--- START OF Given records ---
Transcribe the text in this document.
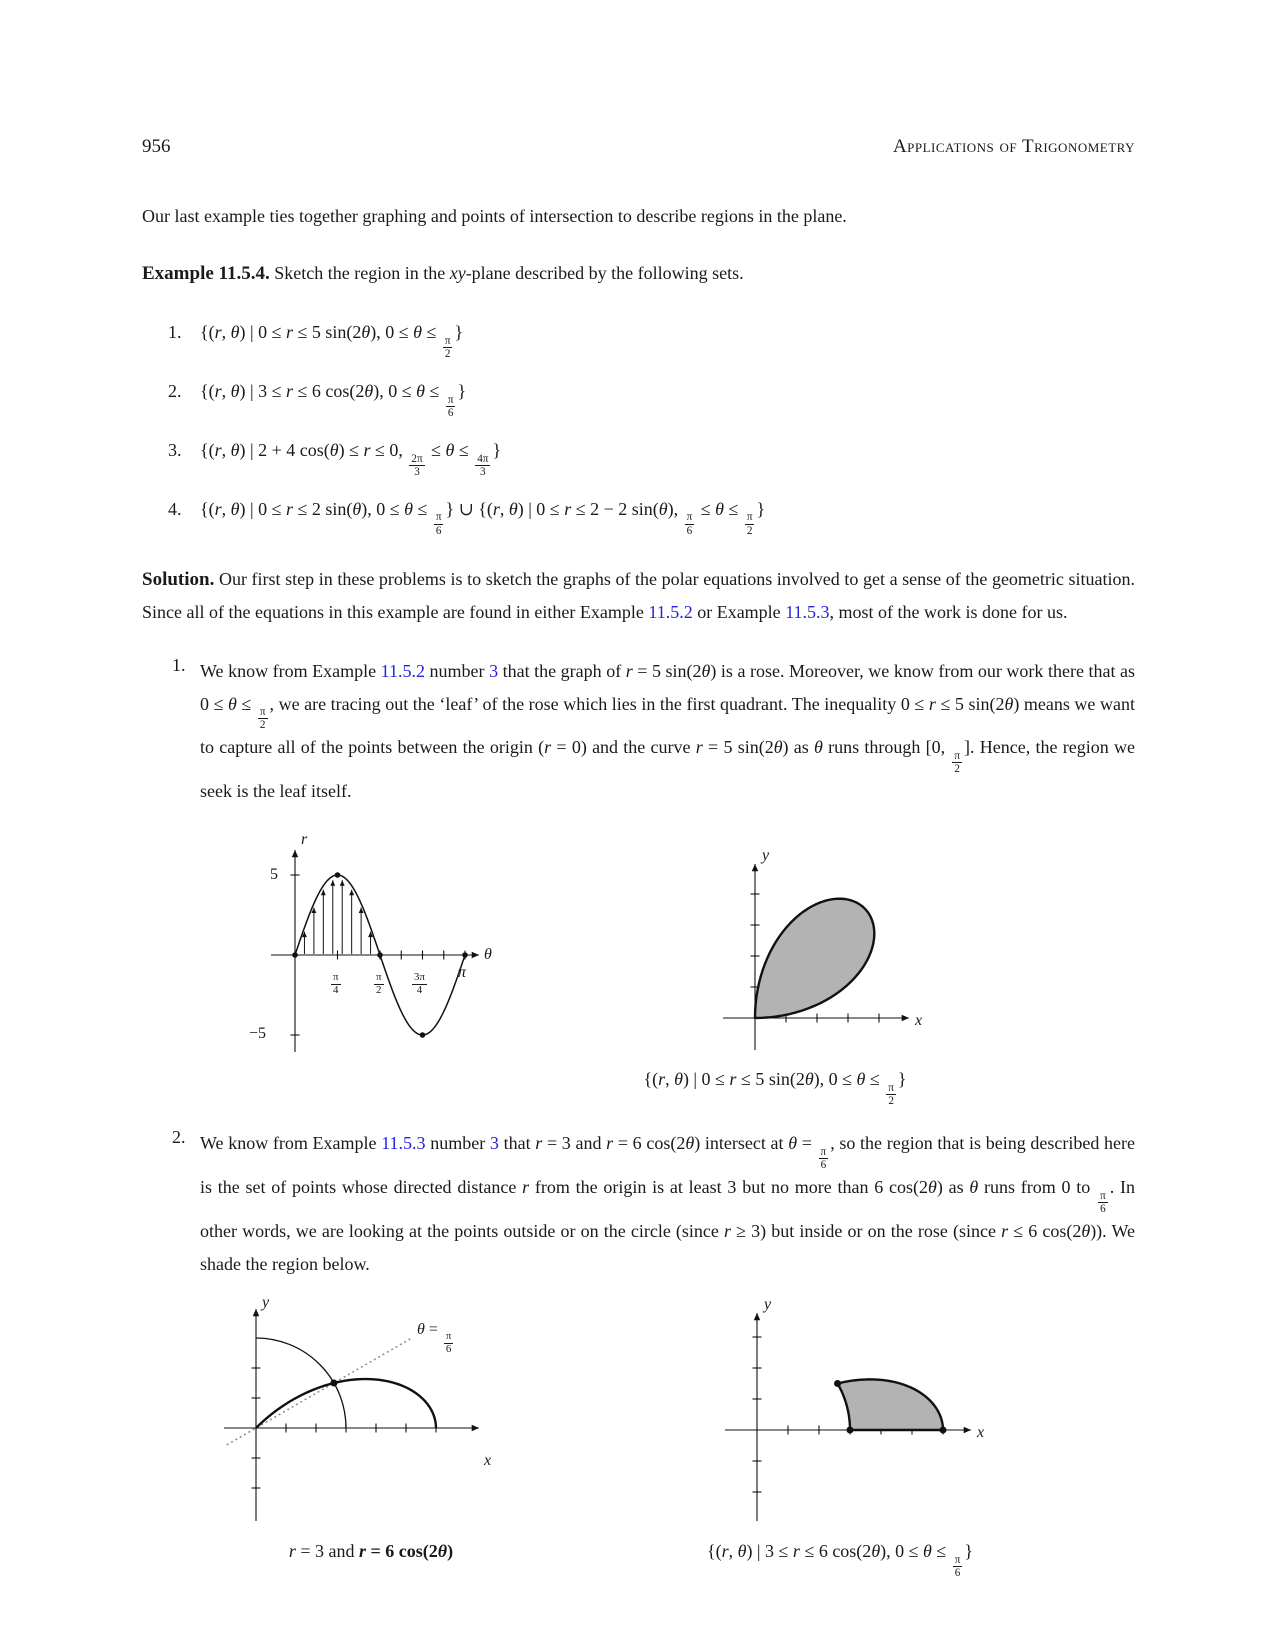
956	Applications of Trigonometry

Our last example ties together graphing and points of intersection to describe regions in the plane.

Example 11.5.4. Sketch the region in the xy-plane described by the following sets.

1.	{(r, θ) | 0 ≤ r ≤ 5 sin(2θ), 0 ≤ θ ≤
$\frac{\pi}{2}$
}
2.	{(r, θ) | 3 ≤ r ≤ 6 cos(2θ), 0 ≤ θ ≤
$\frac{\pi}{6}$
}
3.	{(r, θ) | 2 + 4 cos(θ) ≤ r ≤ 0,
$\frac{2\pi}{3}$
≤ θ ≤
$\frac{4\pi}{3}$
}
4.	{(r, θ) | 0 ≤ r ≤ 2 sin(θ), 0 ≤ θ ≤
$\frac{\pi}{6}$
} ∪ {(r, θ) | 0 ≤ r ≤ 2 − 2 sin(θ),
$\frac{\pi}{6}$
≤ θ ≤
$\frac{\pi}{2}$
}

Solution. Our first step in these problems is to sketch the graphs of the polar equations involved to get a sense of the geometric situation. Since all of the equations in this example are found in either Example 11.5.2 or Example 11.5.3, most of the work is done for us.

1. We know from Example 11.5.2 number 3 that the graph of r = 5 sin(2θ) is a rose. Moreover, we know from our work there that as 0 ≤ θ ≤
$\frac{\pi}{2}$
, we are tracing out the ‘leaf’ of the rose which lies in the first quadrant. The inequality 0 ≤ r ≤ 5 sin(2θ) means we want to capture all of the points between the origin (r = 0) and the curve r = 5 sin(2θ) as θ runs through [0,
$\frac{\pi}{2}$
]. Hence, the region we seek is the leaf itself.
r
θ
5
−5
$\frac{\pi}{4}$	$\frac{\pi}{2}$	$\frac{3\pi}{4}$ π
y
x
{(r, θ) | 0 ≤ r ≤ 5 sin(2θ), 0 ≤ θ ≤
$\frac{\pi}{2}$
}
2. We know from Example 11.5.3 number 3 that r = 3 and r = 6 cos(2θ) intersect at θ =
$\frac{\pi}{6}$
, so the region that is being described here is the set of points whose directed distance r from the origin is at least 3 but no more than 6 cos(2θ) as θ runs from 0 to
$\frac{\pi}{6}$
. In other words, we are looking at the points outside or on the circle (since r ≥ 3) but inside or on the rose (since r ≤ 6 cos(2θ)). We shade the region below.
y
x
θ =
$\frac{\pi}{6}$
r = 3 and r = 6 cos(2θ)
y
x
{(r, θ) | 3 ≤ r ≤ 6 cos(2θ), 0 ≤ θ ≤
$\frac{\pi}{6}$
}
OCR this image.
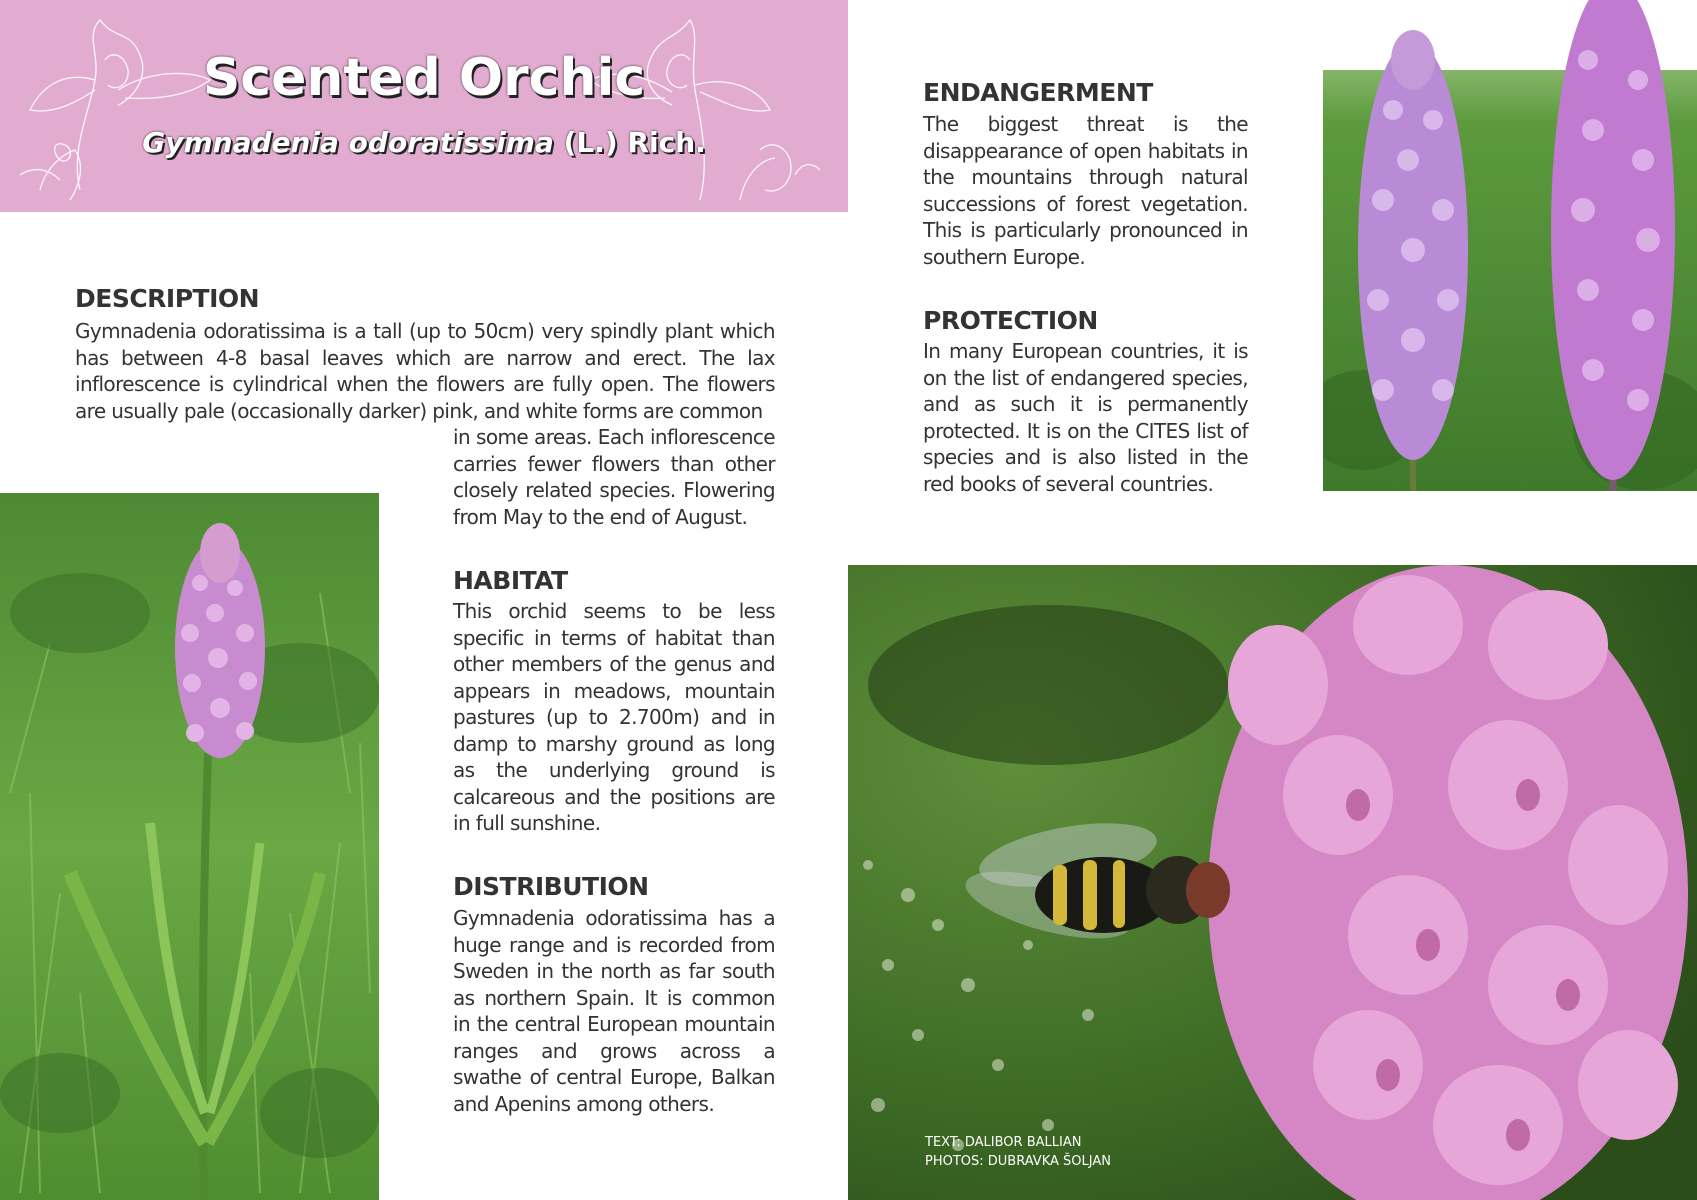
Scented Orchic
Gymnadenia odoratissima (L.) Rich.
DESCRIPTION

Gymnadenia odoratissima is a tall (up to 50cm) very spindly plant which has between 4-8 basal leaves which are narrow and erect. The lax inflorescence is cylindrical when the flowers are fully open. The flowers are usually pale (occasionally darker) pink, and white forms are common

in some areas. Each inflorescence carries fewer flowers than other closely related species. Flowering from May to the end of August.

HABITAT

This orchid seems to be less specific in terms of habitat than other members of the genus and appears in meadows, mountain pastures (up to 2.700m) and in damp to marshy ground as long as the underlying ground is calcareous and the positions are in full sunshine.

DISTRIBUTION

Gymnadenia odoratissima has a huge range and is recorded from Sweden in the north as far south as northern Spain. It is common in the central European mountain ranges and grows across a swathe of central Europe, Balkan and Apenins among others.

ENDANGERMENT

The biggest threat is the disappearance of open habitats in the mountains through natural successions of forest vegetation. This is particularly pronounced in southern Europe.

PROTECTION

In many European countries, it is on the list of endangered species, and as such it is permanently protected. It is on the CITES list of species and is also listed in the red books of several countries.

TEXT: DALIBOR BALLIAN
PHOTOS: DUBRAVKA ŠOLJAN
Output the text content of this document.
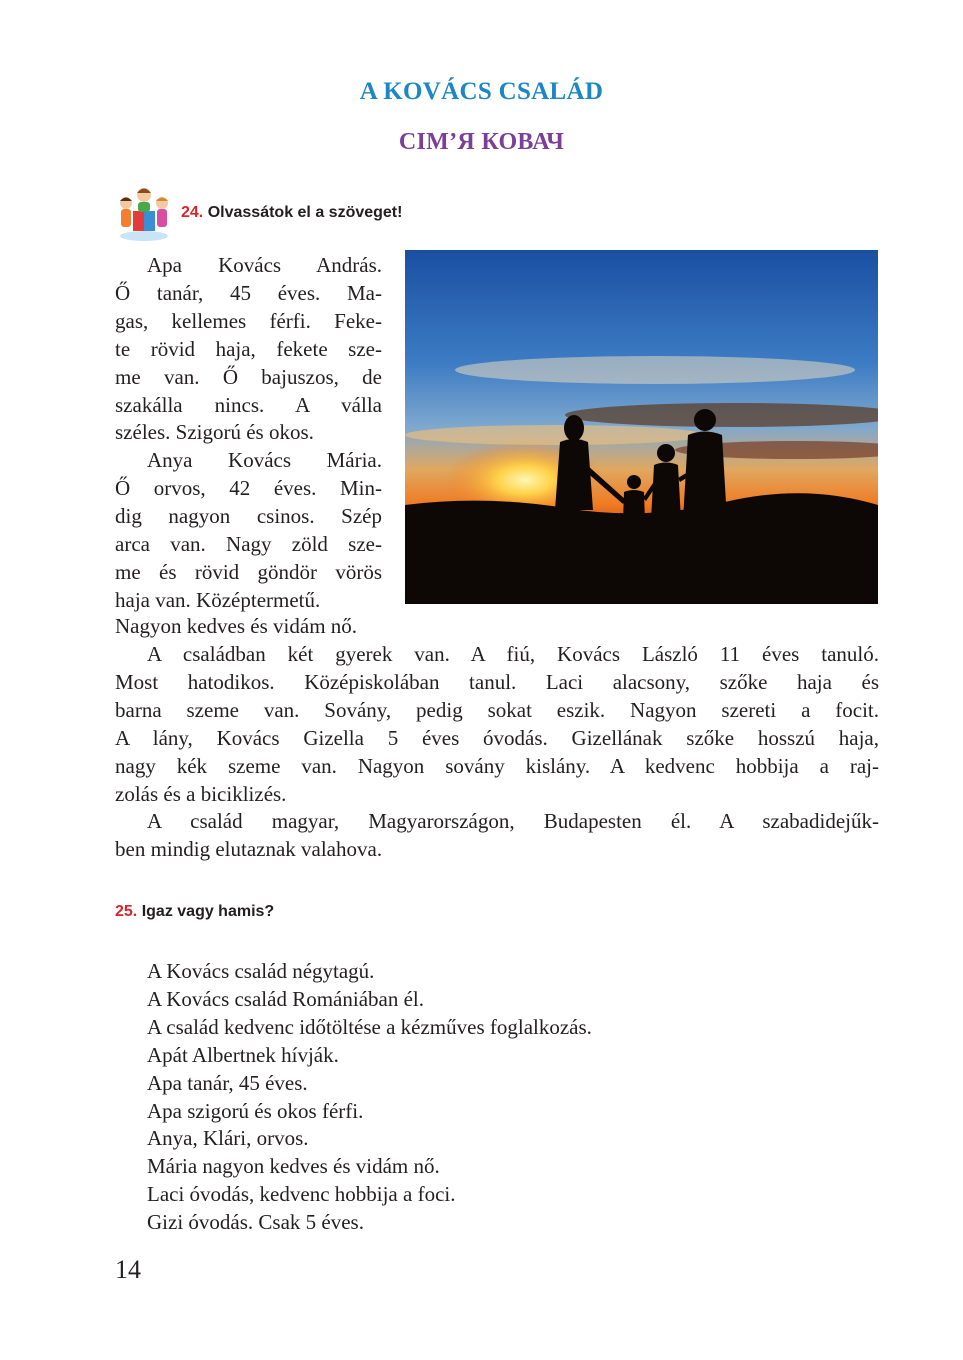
A KOVÁCS CSALÁD
СІМ’Я КОВАЧ
24. Olvassátok el a szöveget!
Apa Kovács András.
Ő tanár, 45 éves. Ma-
gas, kellemes férfi. Feke-
te rövid haja, fekete sze-
me van. Ő bajuszos, de
szakálla nincs. A válla
széles. Szigorú és okos.
Anya Kovács Mária.
Ő orvos, 42 éves. Min-
dig nagyon csinos. Szép
arca van. Nagy zöld sze-
me és rövid göndör vörös
haja van. Középtermetű.
Nagyon kedves és vidám nő.
A családban két gyerek van. A fiú, Kovács László 11 éves tanuló.
Most hatodikos. Középiskolában tanul. Laci alacsony, szőke haja és
barna szeme van. Sovány, pedig sokat eszik. Nagyon szereti a focit.
A lány, Kovács Gizella 5 éves óvodás. Gizellának szőke hosszú haja,
nagy kék szeme van. Nagyon sovány kislány. A kedvenc hobbija a raj-
zolás és a biciklizés.
A család magyar, Magyarországon, Budapesten él. A szabadidejűk-
ben mindig elutaznak valahova.
25. Igaz vagy hamis?
A Kovács család négytagú.
A Kovács család Romániában él.
A család kedvenc időtöltése a kézműves foglalkozás.
Apát Albertnek hívják.
Apa tanár, 45 éves.
Apa szigorú és okos férfi.
Anya, Klári, orvos.
Mária nagyon kedves és vidám nő.
Laci óvodás, kedvenc hobbija a foci.
Gizi óvodás. Csak 5 éves.
14
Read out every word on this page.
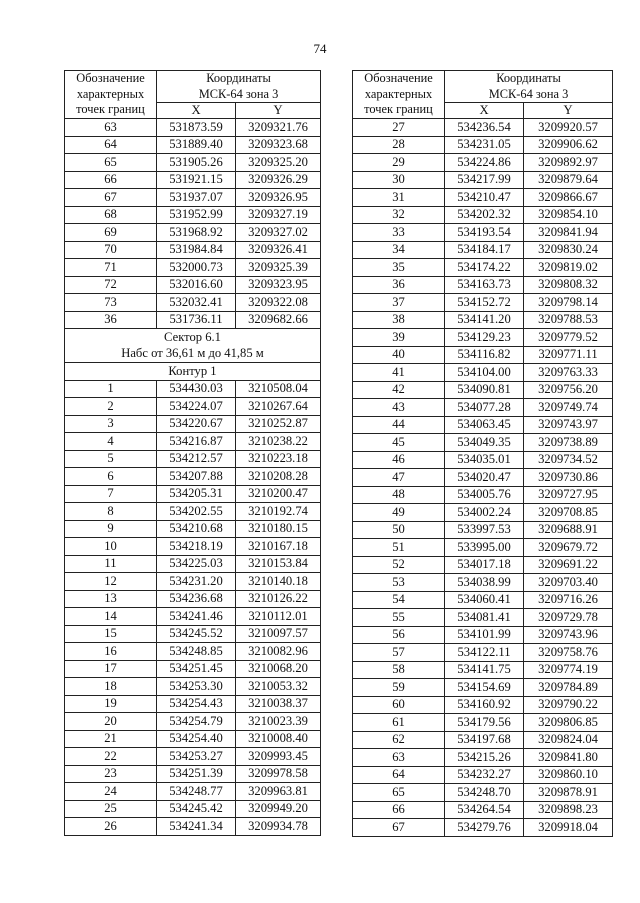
74
Обозначение
характерных
точек границ	Координаты
МСК-64 зона 3	

	X	Y
63	531873.59	3209321.76
64	531889.40	3209323.68
65	531905.26	3209325.20
66	531921.15	3209326.29
67	531937.07	3209326.95
68	531952.99	3209327.19
69	531968.92	3209327.02
70	531984.84	3209326.41
71	532000.73	3209325.39
72	532016.60	3209323.95
73	532032.41	3209322.08
36	531736.11	3209682.66
Сектор 6.1		
Набс от 36,61 м до 41,85 м		
Контур 1		
1	534430.03	3210508.04
2	534224.07	3210267.64
3	534220.67	3210252.87
4	534216.87	3210238.22
5	534212.57	3210223.18
6	534207.88	3210208.28
7	534205.31	3210200.47
8	534202.55	3210192.74
9	534210.68	3210180.15
10	534218.19	3210167.18
11	534225.03	3210153.84
12	534231.20	3210140.18
13	534236.68	3210126.22
14	534241.46	3210112.01
15	534245.52	3210097.57
16	534248.85	3210082.96
17	534251.45	3210068.20
18	534253.30	3210053.32
19	534254.43	3210038.37
20	534254.79	3210023.39
21	534254.40	3210008.40
22	534253.27	3209993.45
23	534251.39	3209978.58
24	534248.77	3209963.81
25	534245.42	3209949.20
26	534241.34	3209934.78
Обозначение
характерных
точек границ	Координаты
МСК-64 зона 3	

	X	Y
27	534236.54	3209920.57
28	534231.05	3209906.62
29	534224.86	3209892.97
30	534217.99	3209879.64
31	534210.47	3209866.67
32	534202.32	3209854.10
33	534193.54	3209841.94
34	534184.17	3209830.24
35	534174.22	3209819.02
36	534163.73	3209808.32
37	534152.72	3209798.14
38	534141.20	3209788.53
39	534129.23	3209779.52
40	534116.82	3209771.11
41	534104.00	3209763.33
42	534090.81	3209756.20
43	534077.28	3209749.74
44	534063.45	3209743.97
45	534049.35	3209738.89
46	534035.01	3209734.52
47	534020.47	3209730.86
48	534005.76	3209727.95
49	534002.24	3209708.85
50	533997.53	3209688.91
51	533995.00	3209679.72
52	534017.18	3209691.22
53	534038.99	3209703.40
54	534060.41	3209716.26
55	534081.41	3209729.78
56	534101.99	3209743.96
57	534122.11	3209758.76
58	534141.75	3209774.19
59	534154.69	3209784.89
60	534160.92	3209790.22
61	534179.56	3209806.85
62	534197.68	3209824.04
63	534215.26	3209841.80
64	534232.27	3209860.10
65	534248.70	3209878.91
66	534264.54	3209898.23
67	534279.76	3209918.04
--- END OF Given records ---
#### [Problem details]
Copy whichever lines in the listing above contain the word "species".

#### [Full output]
in some areas. Each inflorescence carries fewer flowers than other closely related species. Flowering from May to the end of August.
In many European countries, it is on the list of endangered species, and as such it is permanently protected. It is on the CITES list of species and is also listed in the red books of several countries.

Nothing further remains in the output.